§ Task prompt: Give back the full listing verbatim, apart from its images.

§ Given records:
++++
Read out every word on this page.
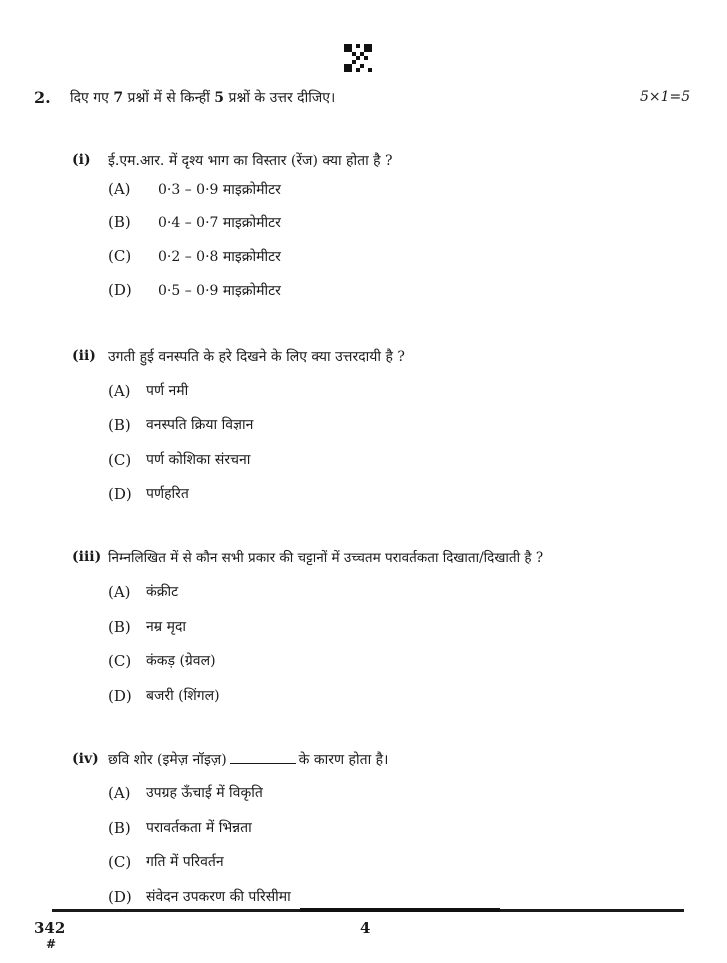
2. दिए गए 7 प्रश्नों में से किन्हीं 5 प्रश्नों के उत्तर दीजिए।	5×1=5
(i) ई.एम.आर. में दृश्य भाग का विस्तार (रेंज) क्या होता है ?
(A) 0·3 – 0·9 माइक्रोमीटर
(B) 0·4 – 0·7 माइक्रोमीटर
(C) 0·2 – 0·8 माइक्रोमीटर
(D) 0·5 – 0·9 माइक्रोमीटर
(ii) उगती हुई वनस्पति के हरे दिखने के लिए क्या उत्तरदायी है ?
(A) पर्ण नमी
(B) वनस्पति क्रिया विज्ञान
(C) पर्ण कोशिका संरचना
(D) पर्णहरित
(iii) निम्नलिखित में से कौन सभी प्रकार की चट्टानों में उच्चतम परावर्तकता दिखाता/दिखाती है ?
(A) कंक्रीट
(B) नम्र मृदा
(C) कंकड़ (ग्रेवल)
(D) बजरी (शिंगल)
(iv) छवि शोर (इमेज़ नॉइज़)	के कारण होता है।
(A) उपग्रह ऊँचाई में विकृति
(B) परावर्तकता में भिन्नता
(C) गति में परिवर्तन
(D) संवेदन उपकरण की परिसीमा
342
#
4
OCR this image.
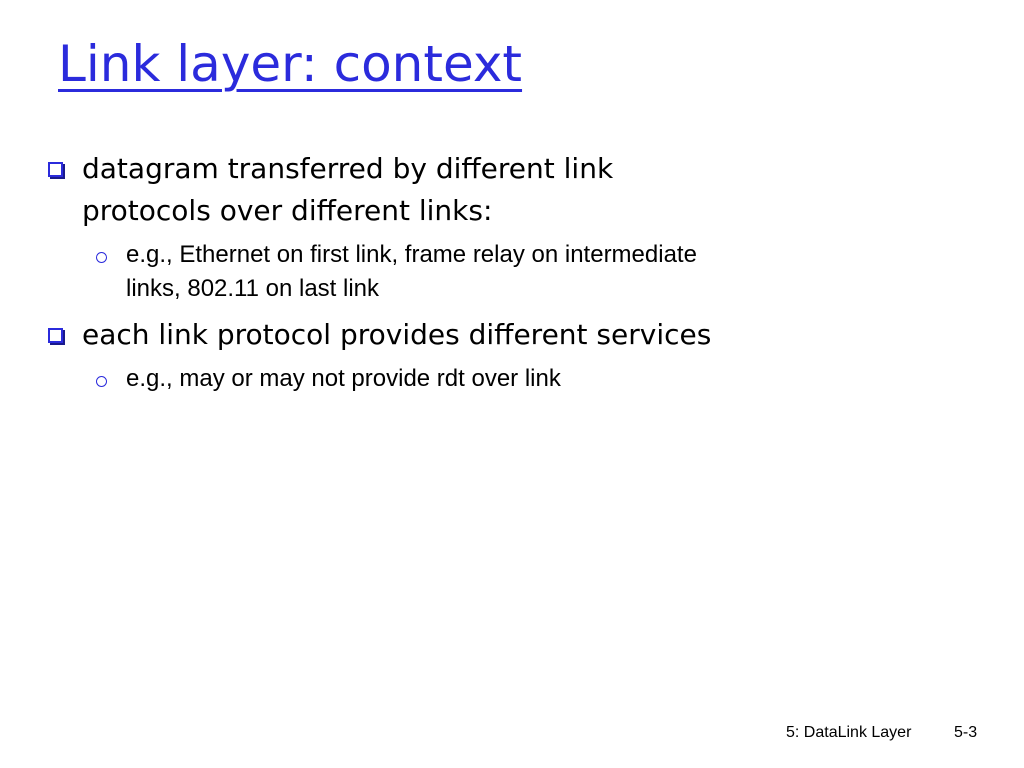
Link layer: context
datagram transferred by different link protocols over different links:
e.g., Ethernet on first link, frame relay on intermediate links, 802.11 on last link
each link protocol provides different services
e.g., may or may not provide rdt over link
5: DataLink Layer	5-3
++++
§ Written solution:
Read out every word on this page.
2. दिए गए 7 प्रश्नों में से किन्हीं 5 प्रश्नों के उत्तर दीजिए।	5×1=5
(i) ई.एम.आर. में दृश्य भाग का विस्तार (रेंज) क्या होता है ?
(A) 0·3 – 0·9 माइक्रोमीटर
(B) 0·4 – 0·7 माइक्रोमीटर
(C) 0·2 – 0·8 माइक्रोमीटर
(D) 0·5 – 0·9 माइक्रोमीटर
(ii) उगती हुई वनस्पति के हरे दिखने के लिए क्या उत्तरदायी है ?
(A) पर्ण नमी
(B) वनस्पति क्रिया विज्ञान
(C) पर्ण कोशिका संरचना
(D) पर्णहरित
(iii) निम्नलिखित में से कौन सभी प्रकार की चट्टानों में उच्चतम परावर्तकता दिखाता/दिखाती है ?
(A) कंक्रीट
(B) नम्र मृदा
(C) कंकड़ (ग्रेवल)
(D) बजरी (शिंगल)
(iv) छवि शोर (इमेज़ नॉइज़)	के कारण होता है।
(A) उपग्रह ऊँचाई में विकृति
(B) परावर्तकता में भिन्नता
(C) गति में परिवर्तन
(D) संवेदन उपकरण की परिसीमा
342
#
4
OCR this image.
Link layer: context
datagram transferred by different link protocols over different links:
e.g., Ethernet on first link, frame relay on intermediate links, 802.11 on last link
each link protocol provides different services
e.g., may or may not provide rdt over link
5: DataLink Layer	5-3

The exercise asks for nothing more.